Data entries:
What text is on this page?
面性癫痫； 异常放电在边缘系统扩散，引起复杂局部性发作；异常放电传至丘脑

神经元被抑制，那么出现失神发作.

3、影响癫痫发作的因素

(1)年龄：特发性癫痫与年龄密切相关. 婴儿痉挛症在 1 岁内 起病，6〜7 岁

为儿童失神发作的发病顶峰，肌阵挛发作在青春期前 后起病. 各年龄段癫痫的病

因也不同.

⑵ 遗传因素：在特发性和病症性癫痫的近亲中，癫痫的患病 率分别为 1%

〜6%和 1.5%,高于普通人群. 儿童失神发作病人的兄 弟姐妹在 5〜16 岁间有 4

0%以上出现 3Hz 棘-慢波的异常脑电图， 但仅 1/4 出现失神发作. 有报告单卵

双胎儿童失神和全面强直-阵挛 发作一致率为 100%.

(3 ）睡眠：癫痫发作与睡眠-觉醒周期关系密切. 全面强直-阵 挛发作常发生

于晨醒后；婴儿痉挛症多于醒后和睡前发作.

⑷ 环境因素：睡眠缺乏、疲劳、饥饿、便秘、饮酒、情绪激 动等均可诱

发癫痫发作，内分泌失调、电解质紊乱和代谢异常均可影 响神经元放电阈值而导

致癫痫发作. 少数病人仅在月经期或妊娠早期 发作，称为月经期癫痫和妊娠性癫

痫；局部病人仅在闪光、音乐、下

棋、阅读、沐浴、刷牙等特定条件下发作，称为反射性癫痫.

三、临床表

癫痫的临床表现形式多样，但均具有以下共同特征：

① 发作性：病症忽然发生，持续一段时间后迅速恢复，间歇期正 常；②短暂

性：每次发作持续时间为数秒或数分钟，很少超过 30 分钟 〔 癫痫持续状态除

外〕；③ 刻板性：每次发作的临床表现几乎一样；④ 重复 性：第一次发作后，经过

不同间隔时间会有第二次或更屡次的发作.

EXERCISE DETAILS
Transcribe all of the material exactly. Omit nothing.

THE ANSWER
What text is on this page?
面性癫痫； 异常放电在边缘系统扩散，引起复杂局部性发作；异常放电传至丘脑

神经元被抑制，那么出现失神发作.

3、影响癫痫发作的因素

(1)年龄：特发性癫痫与年龄密切相关. 婴儿痉挛症在 1 岁内 起病，6〜7 岁

为儿童失神发作的发病顶峰，肌阵挛发作在青春期前 后起病. 各年龄段癫痫的病

因也不同.

⑵ 遗传因素：在特发性和病症性癫痫的近亲中，癫痫的患病 率分别为 1%

〜6%和 1.5%,高于普通人群. 儿童失神发作病人的兄 弟姐妹在 5〜16 岁间有 4

0%以上出现 3Hz 棘-慢波的异常脑电图， 但仅 1/4 出现失神发作. 有报告单卵

双胎儿童失神和全面强直-阵挛 发作一致率为 100%.

(3 ）睡眠：癫痫发作与睡眠-觉醒周期关系密切. 全面强直-阵 挛发作常发生

于晨醒后；婴儿痉挛症多于醒后和睡前发作.

⑷ 环境因素：睡眠缺乏、疲劳、饥饿、便秘、饮酒、情绪激 动等均可诱

发癫痫发作，内分泌失调、电解质紊乱和代谢异常均可影 响神经元放电阈值而导

致癫痫发作. 少数病人仅在月经期或妊娠早期 发作，称为月经期癫痫和妊娠性癫

痫；局部病人仅在闪光、音乐、下

棋、阅读、沐浴、刷牙等特定条件下发作，称为反射性癫痫.

三、临床表

癫痫的临床表现形式多样，但均具有以下共同特征：

① 发作性：病症忽然发生，持续一段时间后迅速恢复，间歇期正 常；②短暂

性：每次发作持续时间为数秒或数分钟，很少超过 30 分钟 〔 癫痫持续状态除

外〕；③ 刻板性：每次发作的临床表现几乎一样；④ 重复 性：第一次发作后，经过

不同间隔时间会有第二次或更屡次的发作.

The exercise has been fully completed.